## Start Record excerpts

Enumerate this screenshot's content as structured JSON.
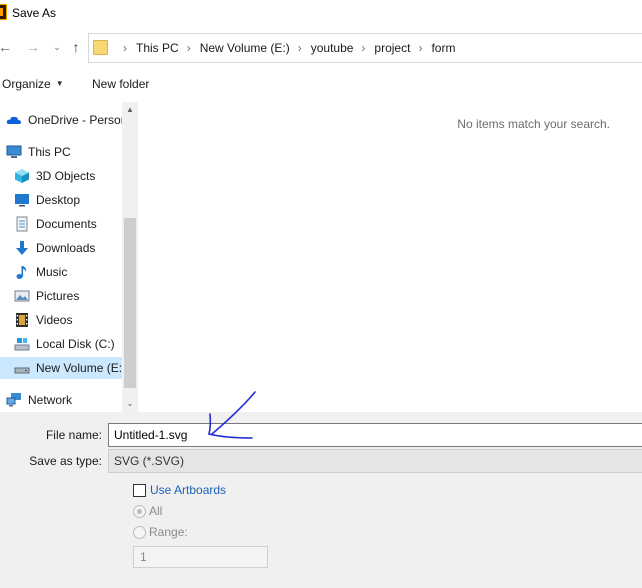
{
  "window": {
    "title": "Save As"
  },
  "nav": {
    "back_icon": "arrow-left-icon",
    "forward_icon": "arrow-right-icon",
    "history_icon": "chevron-down-icon",
    "up_icon": "arrow-up-icon",
    "breadcrumbs": [
      "This PC",
      "New Volume (E:)",
      "youtube",
      "project",
      "form"
    ]
  },
  "toolbar": {
    "organize_label": "Organize",
    "new_folder_label": "New folder"
  },
  "sidebar": {
    "items": [
      {
        "label": "OneDrive - Person",
        "icon": "cloud-icon"
      },
      {
        "label": "This PC",
        "icon": "computer-icon"
      },
      {
        "label": "3D Objects",
        "icon": "cube-icon"
      },
      {
        "label": "Desktop",
        "icon": "desktop-icon"
      },
      {
        "label": "Documents",
        "icon": "document-icon"
      },
      {
        "label": "Downloads",
        "icon": "download-icon"
      },
      {
        "label": "Music",
        "icon": "music-note-icon"
      },
      {
        "label": "Pictures",
        "icon": "picture-icon"
      },
      {
        "label": "Videos",
        "icon": "film-icon"
      },
      {
        "label": "Local Disk (C:)",
        "icon": "disk-icon"
      },
      {
        "label": "New Volume (E:)",
        "icon": "drive-icon",
        "selected": true
      },
      {
        "label": "Network",
        "icon": "network-icon"
      }
    ]
  },
  "content": {
    "empty_message": "No items match your search."
  },
  "form": {
    "file_name_label": "File name:",
    "file_name_value": "Untitled-1.svg",
    "save_type_label": "Save as type:",
    "save_type_value": "SVG (*.SVG)",
    "use_artboards_label": "Use Artboards",
    "use_artboards_checked": false,
    "radio_all_label": "All",
    "radio_range_label": "Range:",
    "range_value": "1"
  },
  "colors": {
    "selected_bg": "#cce8ff",
    "link_blue": "#1a62b8",
    "annotation_blue": "#1f2fd0",
    "panel_bg": "#f0f0f0"
  }
}
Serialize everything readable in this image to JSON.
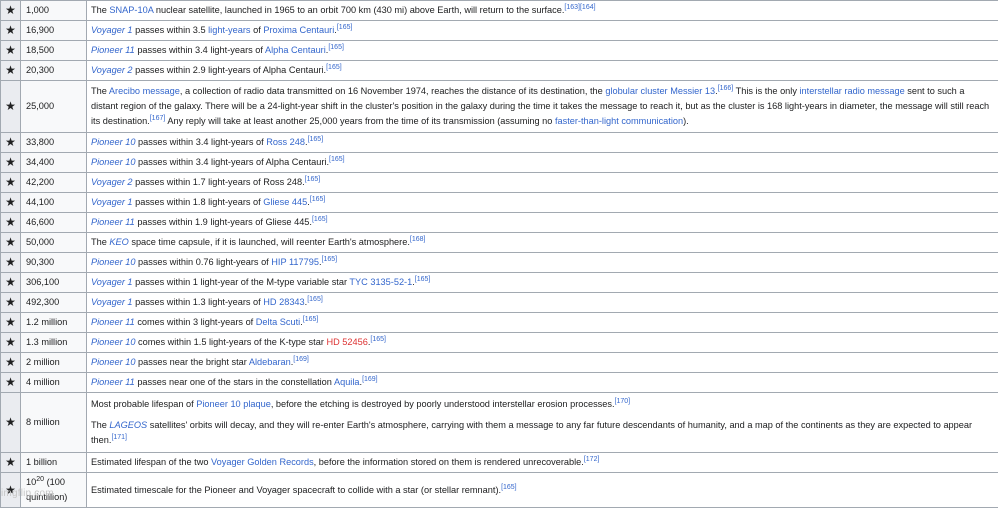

## End Record excerpts

All the records above need to be given again word for word. Skip the pictures.

Enumerate this screenshot's content as structured JSON.
{
  "window": {
    "title": "Save As"
  },
  "nav": {
    "back_icon": "arrow-left-icon",
    "forward_icon": "arrow-right-icon",
    "history_icon": "chevron-down-icon",
    "up_icon": "arrow-up-icon",
    "breadcrumbs": [
      "This PC",
      "New Volume (E:)",
      "youtube",
      "project",
      "form"
    ]
  },
  "toolbar": {
    "organize_label": "Organize",
    "new_folder_label": "New folder"
  },
  "sidebar": {
    "items": [
      {
        "label": "OneDrive - Person",
        "icon": "cloud-icon"
      },
      {
        "label": "This PC",
        "icon": "computer-icon"
      },
      {
        "label": "3D Objects",
        "icon": "cube-icon"
      },
      {
        "label": "Desktop",
        "icon": "desktop-icon"
      },
      {
        "label": "Documents",
        "icon": "document-icon"
      },
      {
        "label": "Downloads",
        "icon": "download-icon"
      },
      {
        "label": "Music",
        "icon": "music-note-icon"
      },
      {
        "label": "Pictures",
        "icon": "picture-icon"
      },
      {
        "label": "Videos",
        "icon": "film-icon"
      },
      {
        "label": "Local Disk (C:)",
        "icon": "disk-icon"
      },
      {
        "label": "New Volume (E:)",
        "icon": "drive-icon",
        "selected": true
      },
      {
        "label": "Network",
        "icon": "network-icon"
      }
    ]
  },
  "content": {
    "empty_message": "No items match your search."
  },
  "form": {
    "file_name_label": "File name:",
    "file_name_value": "Untitled-1.svg",
    "save_type_label": "Save as type:",
    "save_type_value": "SVG (*.SVG)",
    "use_artboards_label": "Use Artboards",
    "use_artboards_checked": false,
    "radio_all_label": "All",
    "radio_range_label": "Range:",
    "range_value": "1"
  },
  "colors": {
    "selected_bg": "#cce8ff",
    "link_blue": "#1a62b8",
    "annotation_blue": "#1f2fd0",
    "panel_bg": "#f0f0f0"
  }
}
Serialize everything readable in this image to JSON.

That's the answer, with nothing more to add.